Stored records
******************************

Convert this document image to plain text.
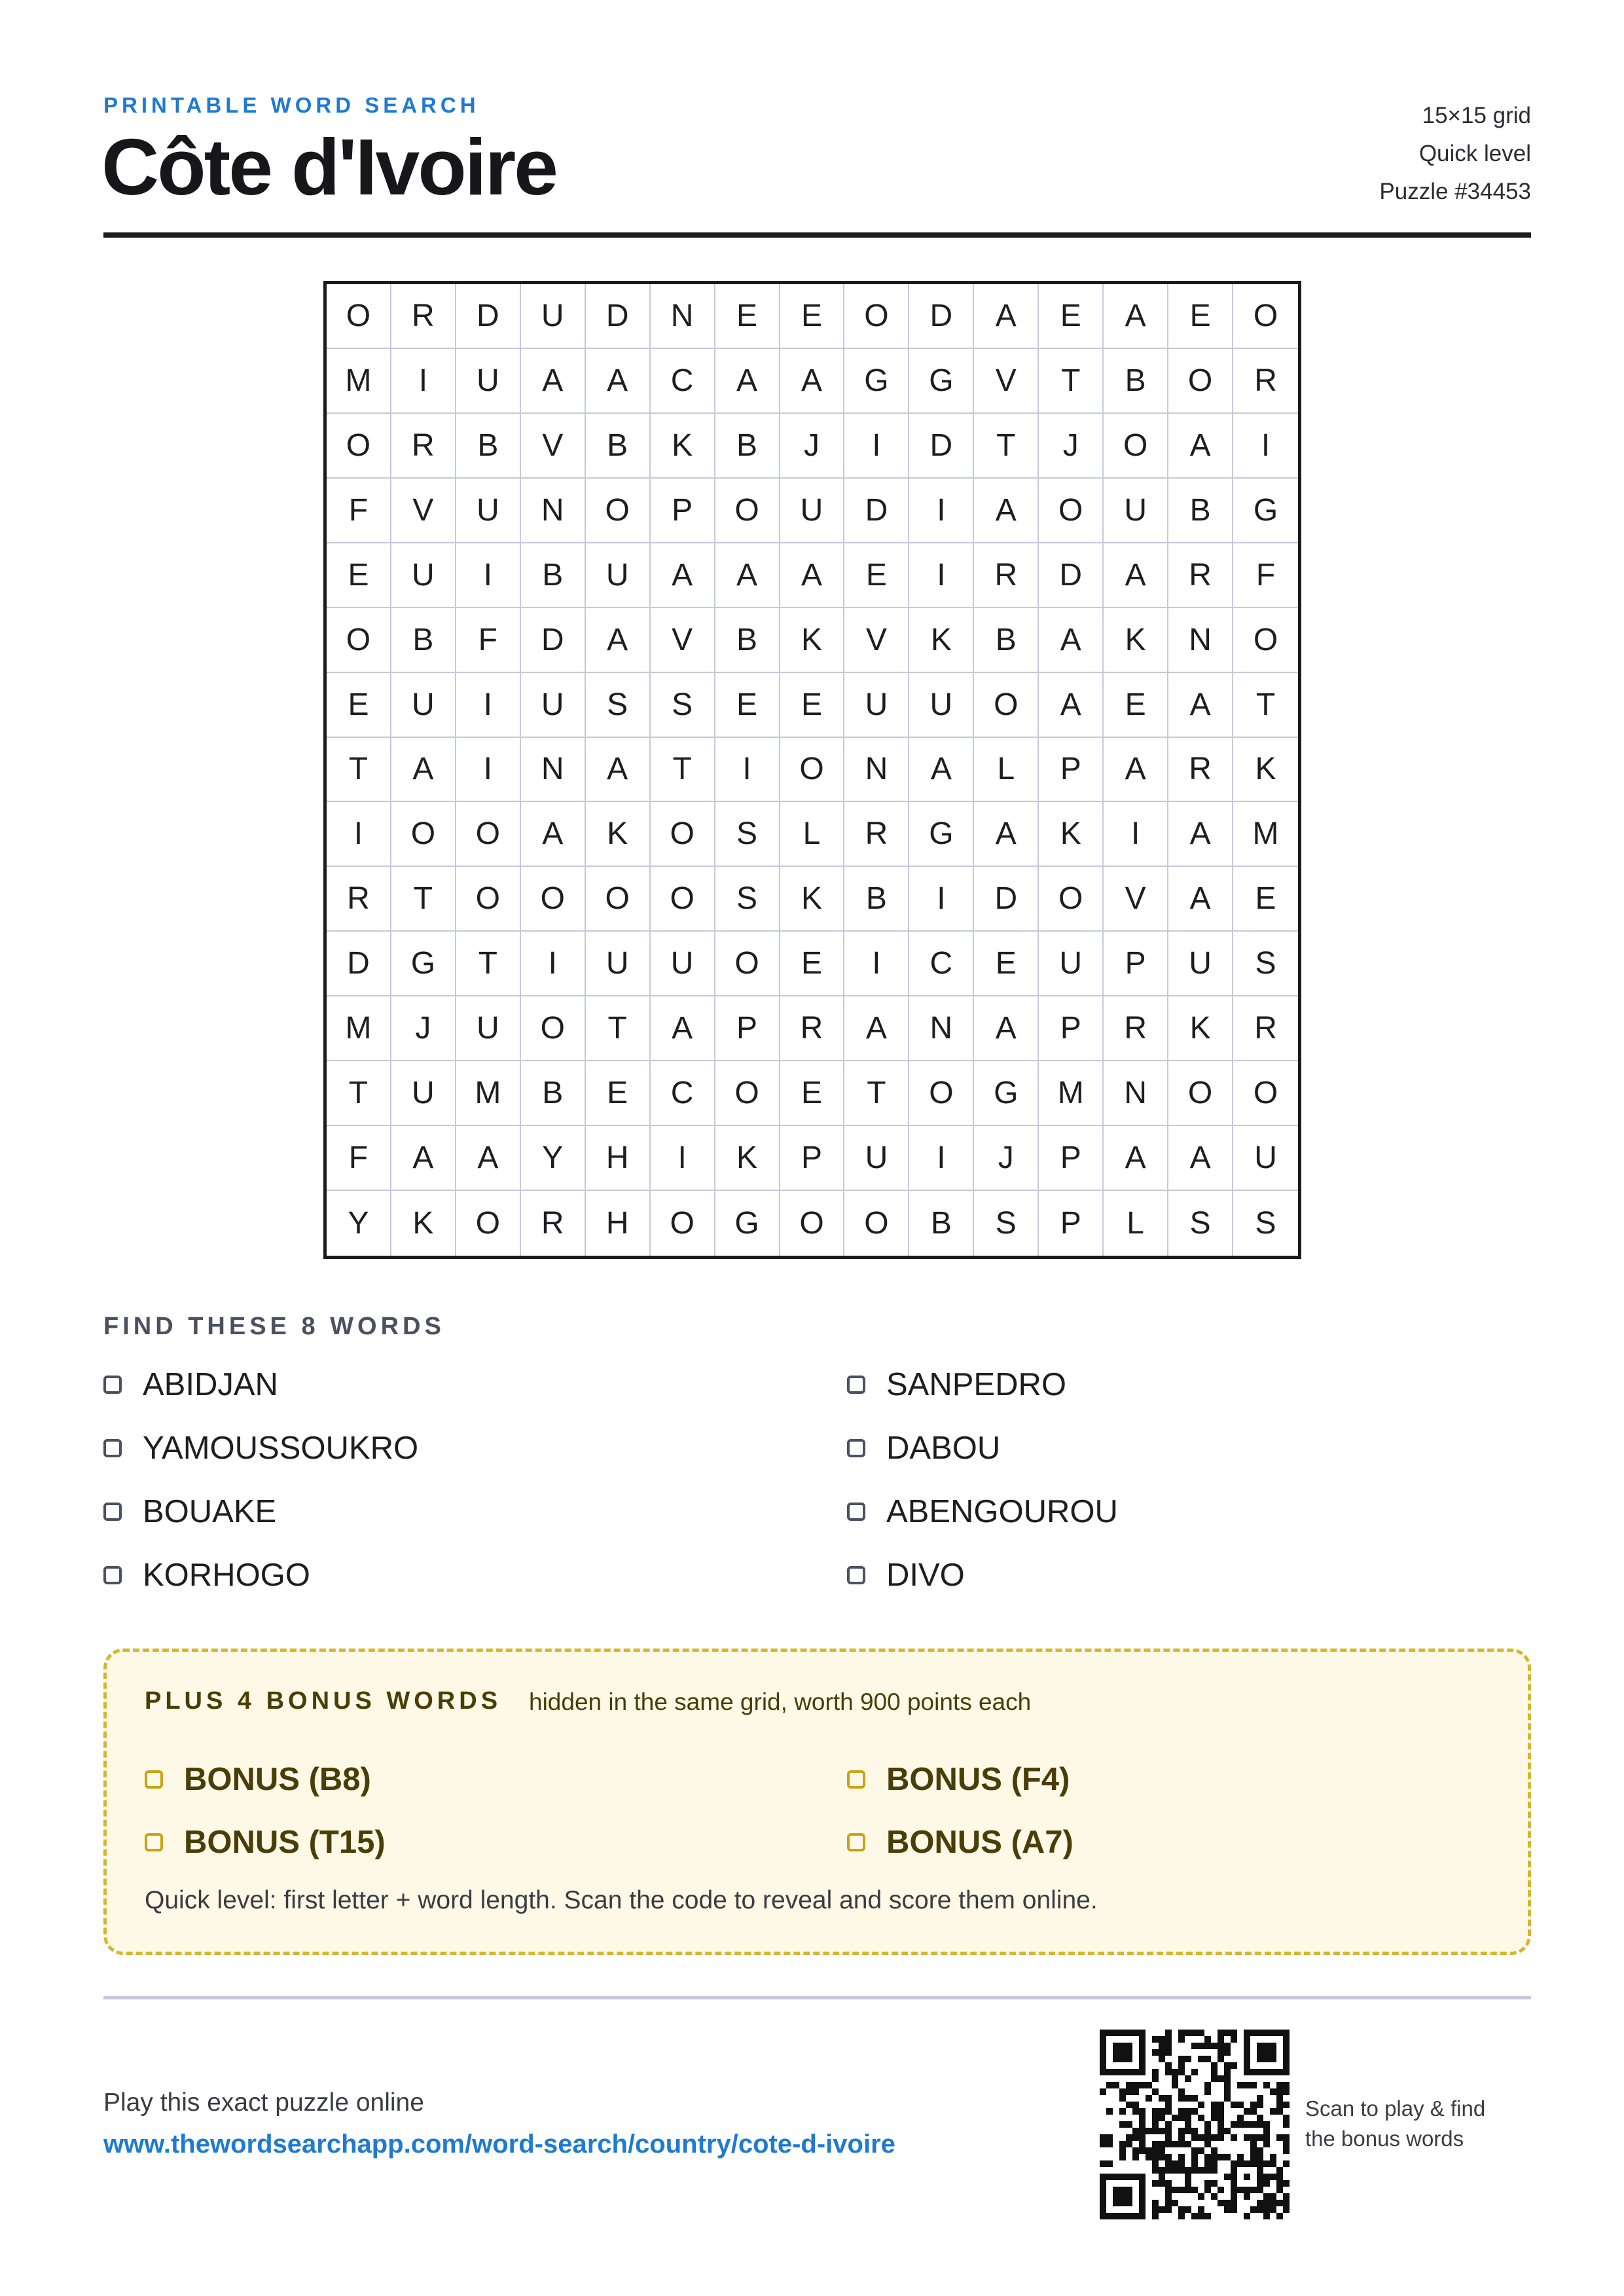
PRINTABLE WORD SEARCH
Côte d'Ivoire
15×15 grid
Quick level
Puzzle #34453
O	R	D	U	D	N	E	E	O	D	A	E	A	E	O
M	I	U	A	A	C	A	A	G	G	V	T	B	O	R
O	R	B	V	B	K	B	J	I	D	T	J	O	A	I
F	V	U	N	O	P	O	U	D	I	A	O	U	B	G
E	U	I	B	U	A	A	A	E	I	R	D	A	R	F
O	B	F	D	A	V	B	K	V	K	B	A	K	N	O
E	U	I	U	S	S	E	E	U	U	O	A	E	A	T
T	A	I	N	A	T	I	O	N	A	L	P	A	R	K
I	O	O	A	K	O	S	L	R	G	A	K	I	A	M
R	T	O	O	O	O	S	K	B	I	D	O	V	A	E
D	G	T	I	U	U	O	E	I	C	E	U	P	U	S
M	J	U	O	T	A	P	R	A	N	A	P	R	K	R
T	U	M	B	E	C	O	E	T	O	G	M	N	O	O
F	A	A	Y	H	I	K	P	U	I	J	P	A	A	U
Y	K	O	R	H	O	G	O	O	B	S	P	L	S	S
FIND THESE 8 WORDS
ABIDJAN
YAMOUSSOUKRO
BOUAKE
KORHOGO
SANPEDRO
DABOU
ABENGOUROU
DIVO
PLUS 4 BONUS WORDS hidden in the same grid, worth 900 points each
BONUS (B8)
BONUS (T15)
BONUS (F4)
BONUS (A7)
Quick level: first letter + word length. Scan the code to reveal and score them online.
Play this exact puzzle online
www.thewordsearchapp.com/word-search/country/cote-d-ivoire
Scan to play & find
the bonus words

******************************

» Exercise brief
Return the entries unchanged, save for the pictures, which do not belong in the copy.

» Response to this task
Convert this document image to plain text.
PRINTABLE WORD SEARCH
Côte d'Ivoire
15×15 grid
Quick level
Puzzle #34453
O	R	D	U	D	N	E	E	O	D	A	E	A	E	O
M	I	U	A	A	C	A	A	G	G	V	T	B	O	R
O	R	B	V	B	K	B	J	I	D	T	J	O	A	I
F	V	U	N	O	P	O	U	D	I	A	O	U	B	G
E	U	I	B	U	A	A	A	E	I	R	D	A	R	F
O	B	F	D	A	V	B	K	V	K	B	A	K	N	O
E	U	I	U	S	S	E	E	U	U	O	A	E	A	T
T	A	I	N	A	T	I	O	N	A	L	P	A	R	K
I	O	O	A	K	O	S	L	R	G	A	K	I	A	M
R	T	O	O	O	O	S	K	B	I	D	O	V	A	E
D	G	T	I	U	U	O	E	I	C	E	U	P	U	S
M	J	U	O	T	A	P	R	A	N	A	P	R	K	R
T	U	M	B	E	C	O	E	T	O	G	M	N	O	O
F	A	A	Y	H	I	K	P	U	I	J	P	A	A	U
Y	K	O	R	H	O	G	O	O	B	S	P	L	S	S
FIND THESE 8 WORDS
ABIDJAN
YAMOUSSOUKRO
BOUAKE
KORHOGO
SANPEDRO
DABOU
ABENGOUROU
DIVO
PLUS 4 BONUS WORDS hidden in the same grid, worth 900 points each
BONUS (B8)
BONUS (T15)
BONUS (F4)
BONUS (A7)
Quick level: first letter + word length. Scan the code to reveal and score them online.
Play this exact puzzle online
www.thewordsearchapp.com/word-search/country/cote-d-ivoire
Scan to play & find
the bonus words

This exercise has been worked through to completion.